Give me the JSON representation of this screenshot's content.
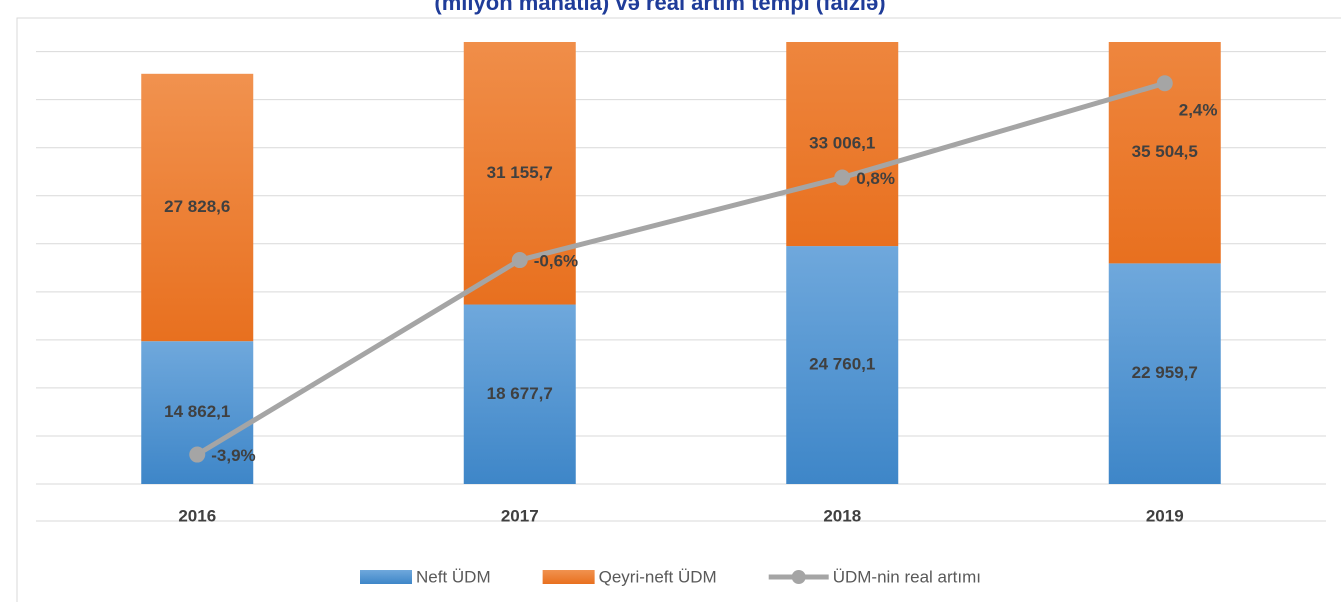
{
  "chart_data": {
    "type": "bar",
    "title": "(milyon manatla) və real artım tempi (faizlə)",
    "categories": [
      "2016",
      "2017",
      "2018",
      "2019"
    ],
    "stacked": true,
    "series": [
      {
        "name": "Neft ÜDM",
        "color": "#5b9bd5",
        "values": [
          14862.1,
          18677.7,
          24760.1,
          22959.7
        ],
        "value_labels": [
          "14 862,1",
          "18 677,7",
          "24 760,1",
          "22 959,7"
        ]
      },
      {
        "name": "Qeyri-neft ÜDM",
        "color": "#ed7d31",
        "values": [
          27828.6,
          31155.7,
          33006.1,
          35504.5
        ],
        "value_labels": [
          "27 828,6",
          "31 155,7",
          "33 006,1",
          "35 504,5"
        ]
      },
      {
        "name": "ÜDM-nin real artımı",
        "type": "line",
        "axis": "y2",
        "color": "#a5a5a5",
        "values": [
          -3.9,
          -0.6,
          0.8,
          2.4
        ],
        "value_labels": [
          "-3,9%",
          "-0,6%",
          "0,8%",
          "2,4%"
        ]
      }
    ],
    "ylim": [
      0,
      46000
    ],
    "yticks": [
      0,
      5000,
      10000,
      15000,
      20000,
      25000,
      30000,
      35000,
      40000,
      45000
    ],
    "y2lim": [
      -4.4,
      3.1
    ],
    "grid": true,
    "legend": "bottom"
  }
}
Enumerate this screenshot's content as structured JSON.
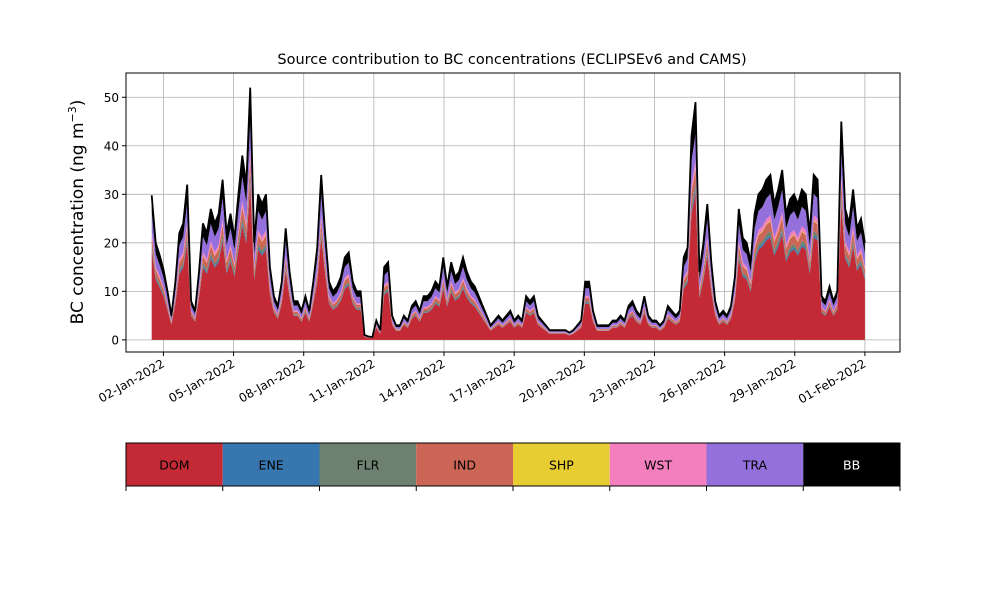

- - - -

> [GIVEN INSTRUCTION]
Find each line that has the word "JSON", then copy it out.

> [ANSWER BELOW]
Give me the JSON representation of this screenshot's content.
Enumerate this screenshot's content as structured JSON.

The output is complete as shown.